__Given request__. Your answer should be a single number: the count of lines that include the word "also".

═════ Data excerpts ═════

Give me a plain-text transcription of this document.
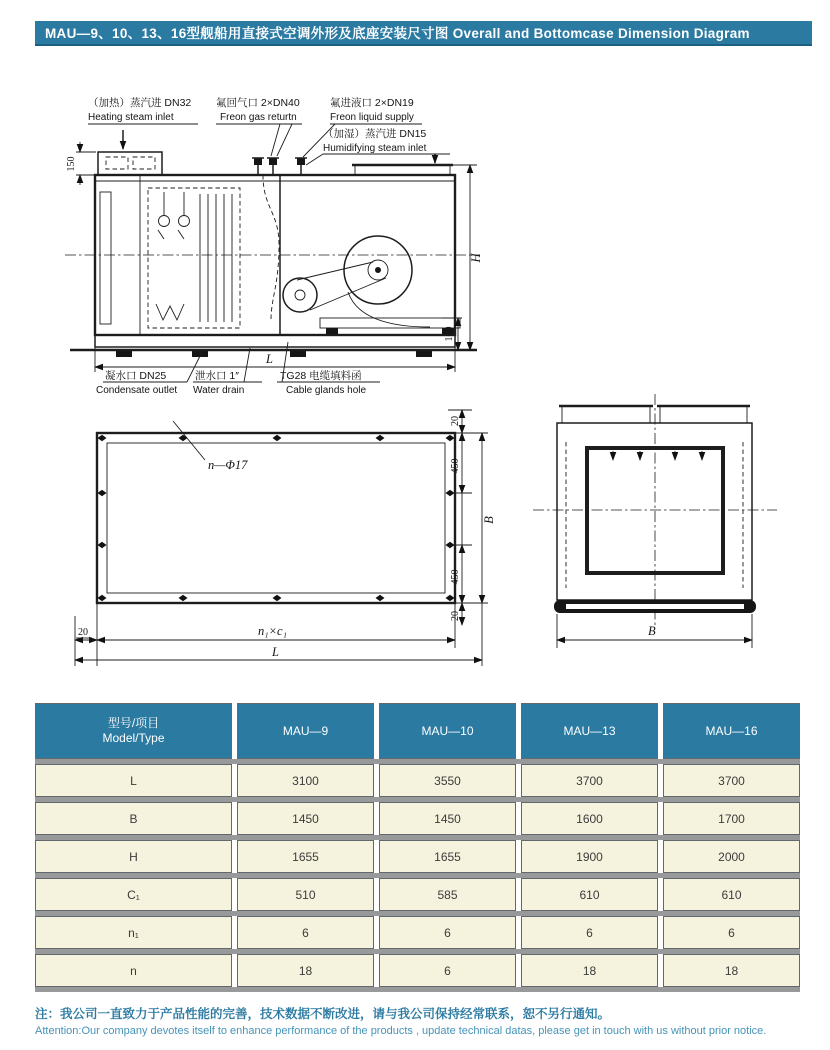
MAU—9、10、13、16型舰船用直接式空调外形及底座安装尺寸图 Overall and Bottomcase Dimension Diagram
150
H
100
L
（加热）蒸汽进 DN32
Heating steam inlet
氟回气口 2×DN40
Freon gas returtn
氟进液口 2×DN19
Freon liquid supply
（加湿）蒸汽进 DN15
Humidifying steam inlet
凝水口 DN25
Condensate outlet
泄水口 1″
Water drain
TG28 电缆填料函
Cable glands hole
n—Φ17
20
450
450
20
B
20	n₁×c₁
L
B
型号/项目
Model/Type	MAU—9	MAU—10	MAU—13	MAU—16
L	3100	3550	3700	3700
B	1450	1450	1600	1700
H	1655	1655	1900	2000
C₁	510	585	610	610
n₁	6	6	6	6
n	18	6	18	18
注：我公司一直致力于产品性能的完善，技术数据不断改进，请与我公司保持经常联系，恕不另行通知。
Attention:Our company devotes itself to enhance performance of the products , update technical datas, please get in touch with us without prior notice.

═════
═════ Data excerpts ═════

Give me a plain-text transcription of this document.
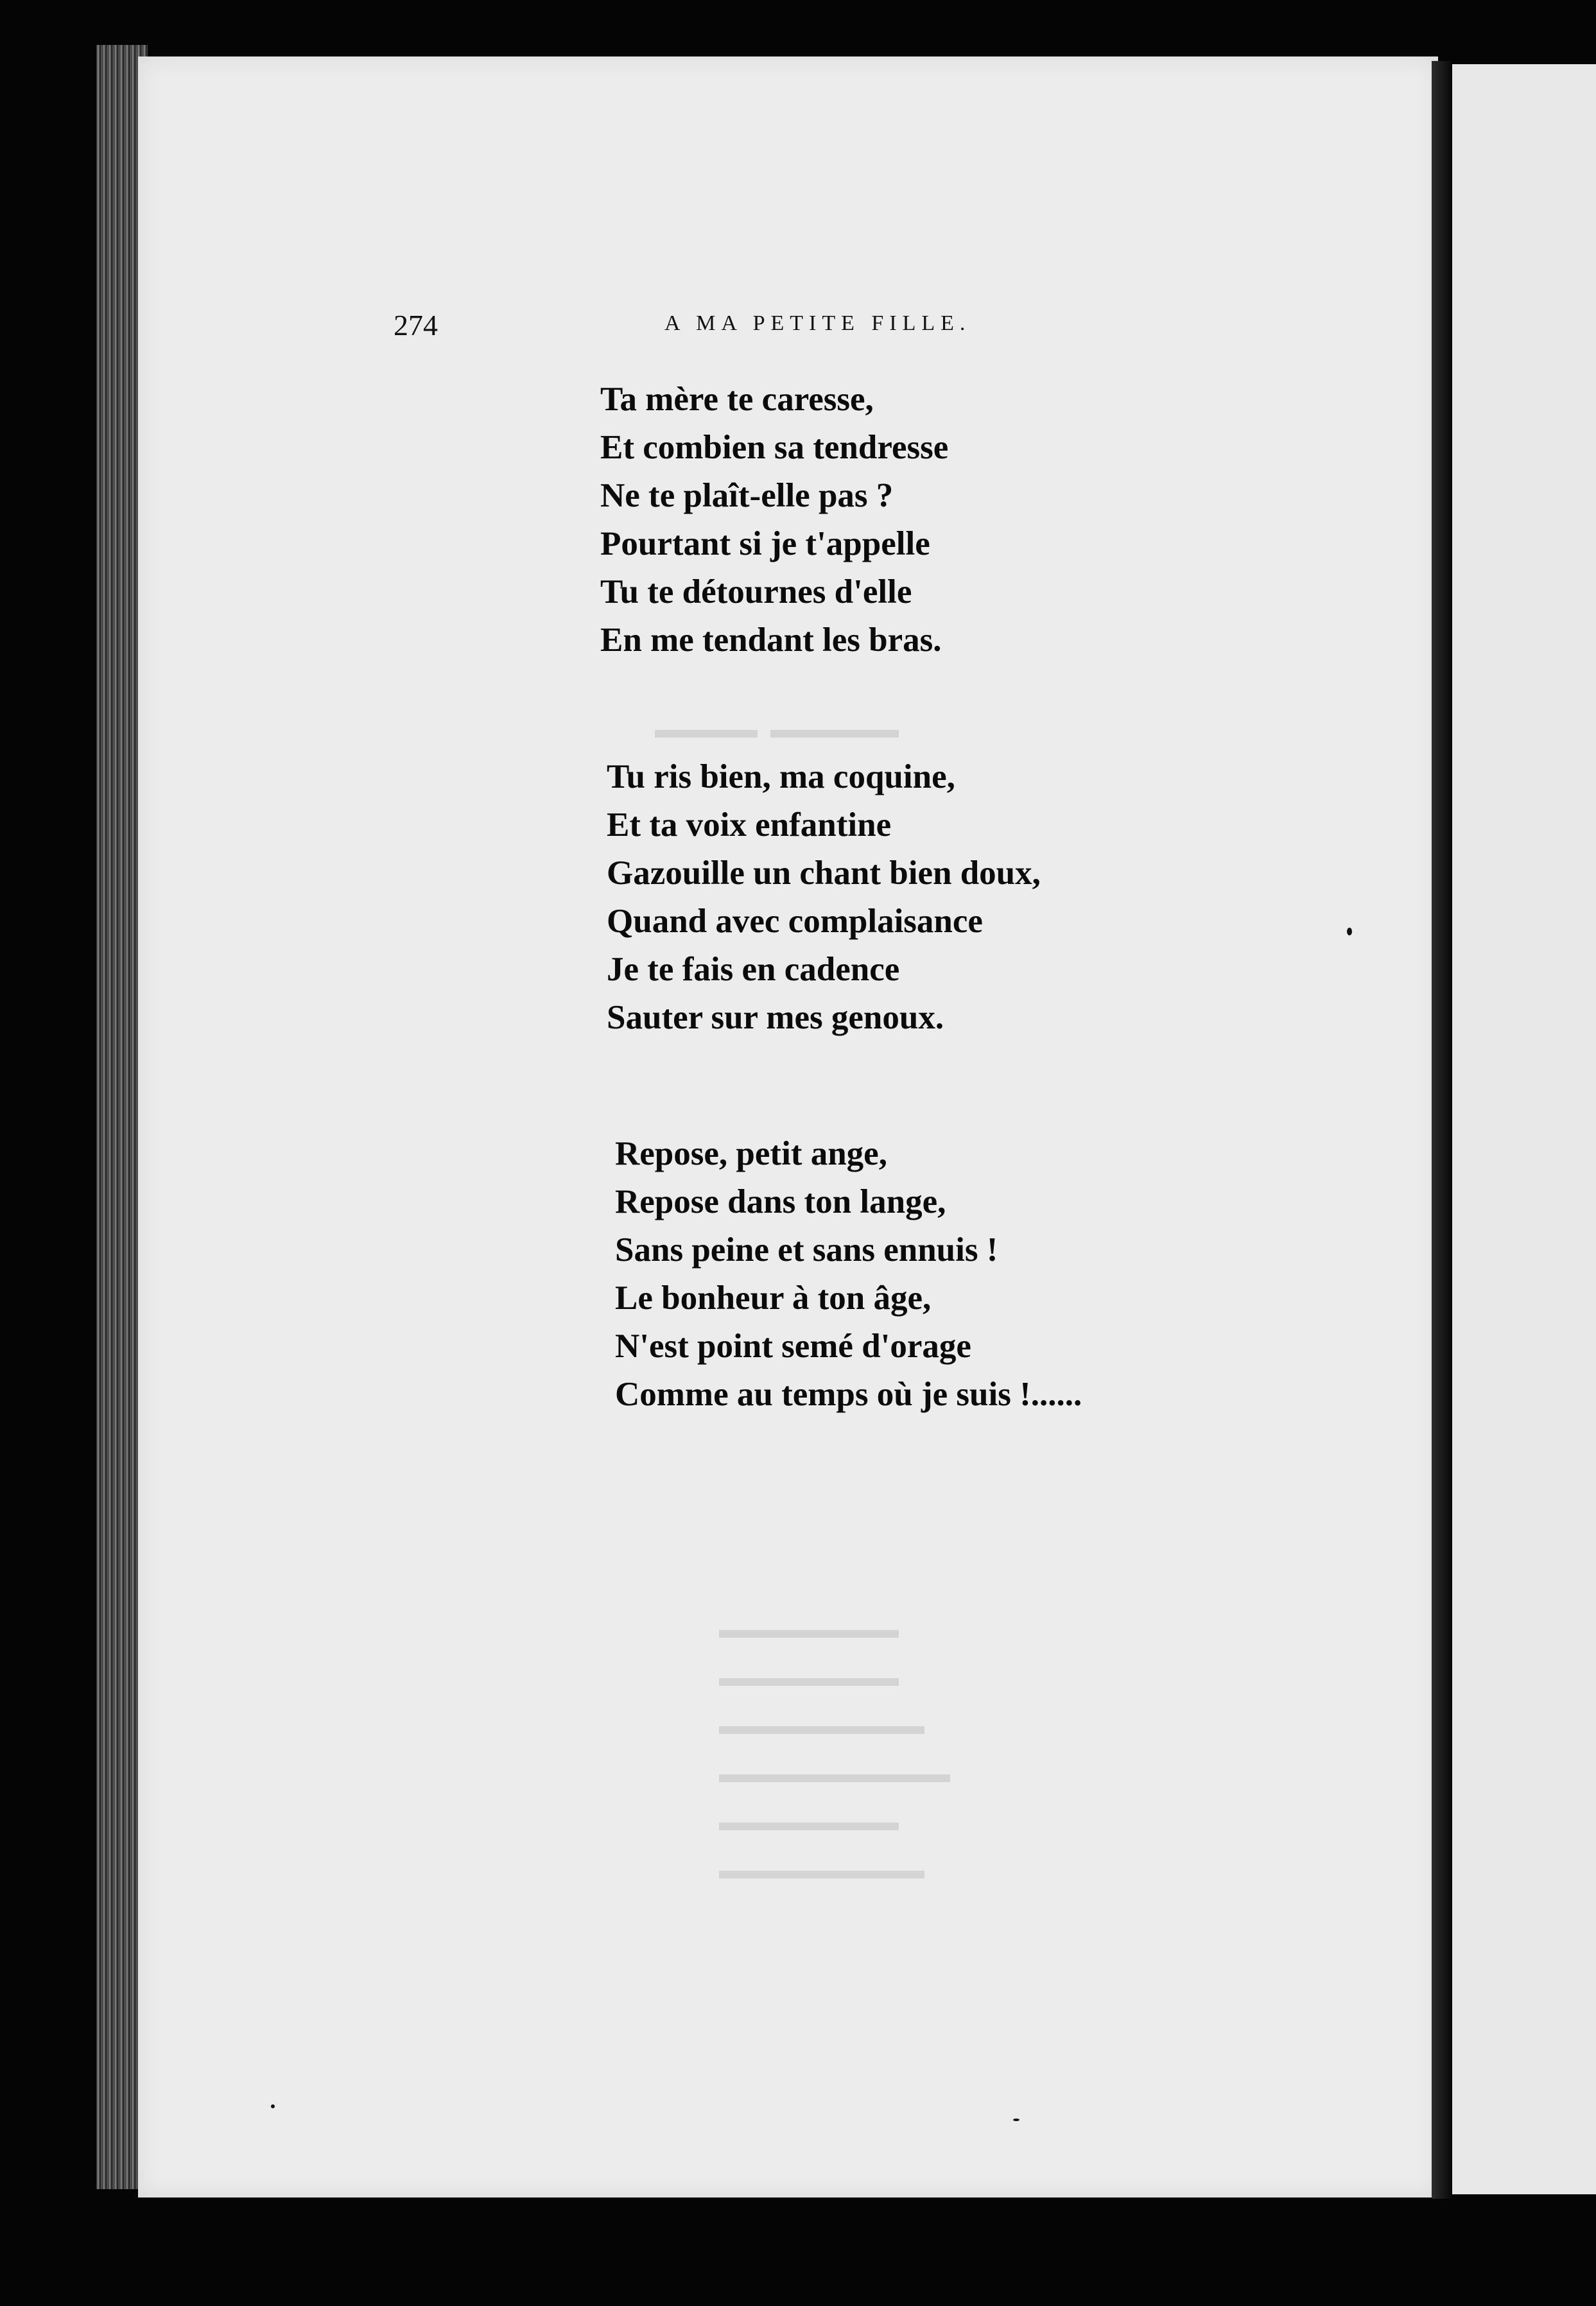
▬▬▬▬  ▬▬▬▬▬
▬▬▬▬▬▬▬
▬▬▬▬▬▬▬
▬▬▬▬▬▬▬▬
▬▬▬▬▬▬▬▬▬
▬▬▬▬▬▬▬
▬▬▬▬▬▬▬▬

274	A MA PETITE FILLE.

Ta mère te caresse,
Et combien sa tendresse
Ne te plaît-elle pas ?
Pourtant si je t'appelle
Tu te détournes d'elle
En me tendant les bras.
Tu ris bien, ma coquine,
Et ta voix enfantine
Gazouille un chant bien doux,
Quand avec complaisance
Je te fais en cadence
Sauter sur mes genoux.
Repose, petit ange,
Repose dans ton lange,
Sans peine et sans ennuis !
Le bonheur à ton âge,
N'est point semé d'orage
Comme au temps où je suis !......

═════
═════ Data excerpts ═════

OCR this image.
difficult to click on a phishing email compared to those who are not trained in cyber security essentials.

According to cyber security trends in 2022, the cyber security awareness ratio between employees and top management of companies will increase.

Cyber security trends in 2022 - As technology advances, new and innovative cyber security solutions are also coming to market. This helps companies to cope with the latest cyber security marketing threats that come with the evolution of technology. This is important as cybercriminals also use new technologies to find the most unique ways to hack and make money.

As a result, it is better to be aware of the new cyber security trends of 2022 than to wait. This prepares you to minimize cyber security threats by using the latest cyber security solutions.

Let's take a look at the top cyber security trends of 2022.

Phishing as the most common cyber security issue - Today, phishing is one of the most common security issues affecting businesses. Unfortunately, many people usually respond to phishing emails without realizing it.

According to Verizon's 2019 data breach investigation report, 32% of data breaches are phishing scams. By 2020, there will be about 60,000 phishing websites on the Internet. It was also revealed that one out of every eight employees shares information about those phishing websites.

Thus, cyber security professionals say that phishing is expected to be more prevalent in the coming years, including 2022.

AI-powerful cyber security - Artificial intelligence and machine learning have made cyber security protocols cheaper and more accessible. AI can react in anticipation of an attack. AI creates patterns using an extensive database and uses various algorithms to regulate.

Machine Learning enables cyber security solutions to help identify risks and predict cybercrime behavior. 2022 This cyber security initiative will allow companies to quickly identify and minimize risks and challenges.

═════

__Result of this task__. 2